A partir de solicitação da deputada estadual Luciana Genro (PSOL), a Comissão de Segurança e Serviços Públicos da Assembleia Legislativa realizou nesta quinta-feira (17) uma audiência pública para tratar da PEC 32/2020, que aplica a reforma administrativa proposta pelo governo federal. A deputada destacou que essa não é uma questão que se resume aos servidores públicos, mas aos interesses da população em geral.
“A PEC 32 vem sendo apresentada como uma alternativa de enxugamento de gastos públicos e eficiência na prestação de serviços, mas isso é uma grande mentira. O Tribunal de Contas da União corroborou os números apresentados pela Auditoria Cidadão da Dívida e o grande problema da dívida pública não é o quadro funcional. Essa é uma proposta transforma uma política pública, que deveria servir à população, em fonte de lucro para empresas privadas,” denunciou Luciana Genro.
Vladimir Nepomuceno, Assessor da Frente Parlamentar Mista do Serviço Público, explicou que o grande problema são os juros da dívida pública e que o que se constata é uma intenção de aprovar, a toque de caixa, essa reforma que não é administrativa e vai piorar a estrutura do estado brasileiro.
“O que está sendo feito significa voltar 47 anos atrás, quando a ditadura militar tirou quase a totalidade do funcionalismo público da cobertura de um estatuto próprio, jogando todos para a CLT. Não vemos nada de moderno! Vamos ter saúde, educação para quem puder pagar. No momento que a população é afastada dos seus direitos, o servidor não poderá exercer suas funções como deveria e boa parte do dinheiro que deveria ser investido na estrutura do Estado, será direcionado para a iniciativa privada. Nossa função é esclarecer que ninguém está livre dessas mudanças, caso se concretizem. Atinge as três esferas, os três poderes e a população,” explicou Nepomuceno.
A coordenadora nacional da Auditoria Cidadã da Dívida Pública, Maria Lúcia Fattorelli, afirma que a PEC 32 é uma forma de garantir a terceirização e a privatização de forma generalizada para todas as categorias. Esclarece que o que onera os cofres públicos não é o funcionalismo, mas o gasto de mais de 40% do orçamento todo ano com os juros de uma dívida que já está paga.
“A proposta da PEC traz uma falsa alegação de que o problema das contas públicas estaria no gasto com os servidores e isso é mentira. Aqueles que recebem acima do teto, que estão no topo, membros de poder, estão fora da reforma. Mentem ao dizer que tem excesso de servidores, número que tem caído em termos gerais e em relação a população. Essa PEC coloca no horizonte o fim dos serviços públicos, gratuitos, universais, prestados de forma competente pelo funcionalismo,” explicou Maria Lúcia.

* _LINHAS FORNECIDAS_:
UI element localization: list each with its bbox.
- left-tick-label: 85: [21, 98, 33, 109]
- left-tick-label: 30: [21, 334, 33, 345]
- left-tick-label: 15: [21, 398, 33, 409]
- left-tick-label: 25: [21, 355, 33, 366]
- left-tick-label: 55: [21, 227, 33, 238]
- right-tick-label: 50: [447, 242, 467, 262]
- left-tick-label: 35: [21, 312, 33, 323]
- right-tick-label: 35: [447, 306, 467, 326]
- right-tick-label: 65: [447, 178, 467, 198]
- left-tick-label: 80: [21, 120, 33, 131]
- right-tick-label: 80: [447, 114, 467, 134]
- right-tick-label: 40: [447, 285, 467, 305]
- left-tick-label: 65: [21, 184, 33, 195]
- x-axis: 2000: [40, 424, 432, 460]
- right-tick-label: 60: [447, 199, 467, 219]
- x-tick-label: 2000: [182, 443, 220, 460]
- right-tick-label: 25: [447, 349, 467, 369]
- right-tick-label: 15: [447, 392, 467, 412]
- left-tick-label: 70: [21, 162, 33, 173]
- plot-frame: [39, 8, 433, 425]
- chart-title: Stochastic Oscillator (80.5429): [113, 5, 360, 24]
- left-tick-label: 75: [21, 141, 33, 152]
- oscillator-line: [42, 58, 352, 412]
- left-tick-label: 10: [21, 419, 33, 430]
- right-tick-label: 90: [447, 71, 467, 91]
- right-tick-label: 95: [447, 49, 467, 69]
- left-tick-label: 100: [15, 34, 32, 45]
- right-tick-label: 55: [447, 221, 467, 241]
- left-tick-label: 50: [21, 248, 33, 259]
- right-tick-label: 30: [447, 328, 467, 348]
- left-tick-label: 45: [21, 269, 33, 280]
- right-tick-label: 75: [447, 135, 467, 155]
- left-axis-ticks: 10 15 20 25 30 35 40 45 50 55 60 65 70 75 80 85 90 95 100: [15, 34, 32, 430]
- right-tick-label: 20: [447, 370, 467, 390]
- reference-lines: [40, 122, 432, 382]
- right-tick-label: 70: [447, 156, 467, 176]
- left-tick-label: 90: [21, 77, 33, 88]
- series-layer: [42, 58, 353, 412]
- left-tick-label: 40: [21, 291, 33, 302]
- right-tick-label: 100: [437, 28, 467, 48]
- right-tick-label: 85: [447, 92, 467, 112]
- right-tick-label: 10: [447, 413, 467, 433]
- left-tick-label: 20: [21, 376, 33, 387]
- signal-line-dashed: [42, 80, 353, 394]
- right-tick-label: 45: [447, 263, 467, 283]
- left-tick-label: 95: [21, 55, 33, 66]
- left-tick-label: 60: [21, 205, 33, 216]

* _TAREFA SOLICITADA 1_: Relacione todas as pessoas citadas nominalmente no texto sobre a audiência pública da PEC 32/2020 e indique a função que o texto atribui a cada uma.
* _TAREFA SOLICITADA 2_: Prossiga com o texto sobre a audiência pública da PEC 32/2020 a partir do ponto em que ele termina.

* _RESULTADO 1_:
- Luciana Genro: deputada estadual (PSOL)
- Vladimir Nepomuceno: Assessor da Frente Parlamentar Mista do Serviço Público
- Maria Lúcia Fattorelli: coordenadora nacional da Auditoria Cidadã da Dívida Pública

* _RESULTADO 2_:
A deputada federal do PSOL, Fernanda Melchionna, pontuou a importância da mobilização dos servidores de forma a pressionar os deputados para que essa Emenda Constitucional não seja aprovada. Lembrou ainda que os ataques aos trabalhadores já vêm acontecendo há um certo tempo e a lógica da privatização permeia toda essa proposta.
“A PEC abre margem para que qualquer cargo da administração pública seja ocupado por cargo comissionado. Ela não só não faz economia, como a previsão do Senado é que pode resultar em gastos de até R$ 1 trilhão em cargos de confiança. Essa é a PEC da República Velha, da rachadinha, da corrupção, do desmonte do Estado brasileiro e da facilitação de negócios espúrios,” criticou Fernanda Melchionna.
Funcionalismo na luta
Espalhados pelos quatro cantos do Brasil, servidores de diversas entidades se fizeram presente na Audiência Pública e trouxeram suas demandas e preocupações frente à possibilidade de aprovação da PEC 32/2020. É perceptível a indignação e insatisfação das trabalhadoras e trabalhadores que enfrentam o desmonte e a desestruturação do serviço público, arcando com prejuízos que só tende a aumentar caso a PEC passe.
Ives Lucas, da Federação das Associações dos Servidores Públicos do RS, agradeceu o empenho da Comissão de Segurança e Serviços Públicos, bem como o empenho das parlamentares na luta e mobilização contra a PEC. Unadir Gonçalves Dias, presidente Febrafisco, ressaltou a necessidade de organização e mobilização dos servidores contra o que ele chamou de “nefasta PEC” e destacou que a federação tem participado de todos os espaços que possibilitam discutir e buscar combater a possibilidade de implementação da PEC já que todo o funcionalismo corre riscos.
Representando o Afocefe Sindicato, Altair Rech Ramos reafirmou que esse é um momento de dificuldade não somente para os servidores, como para toda a população, já que essa foi uma proposta feita de cima para baixo e não contempla nenhum setor senão o privatista. Para Filipe Costa Leiria, presidente da União Gaúcha em Defesa da Previdência Social, a Constituição vem sendo carcomida por baixo, ficando praticamente uma carcaça.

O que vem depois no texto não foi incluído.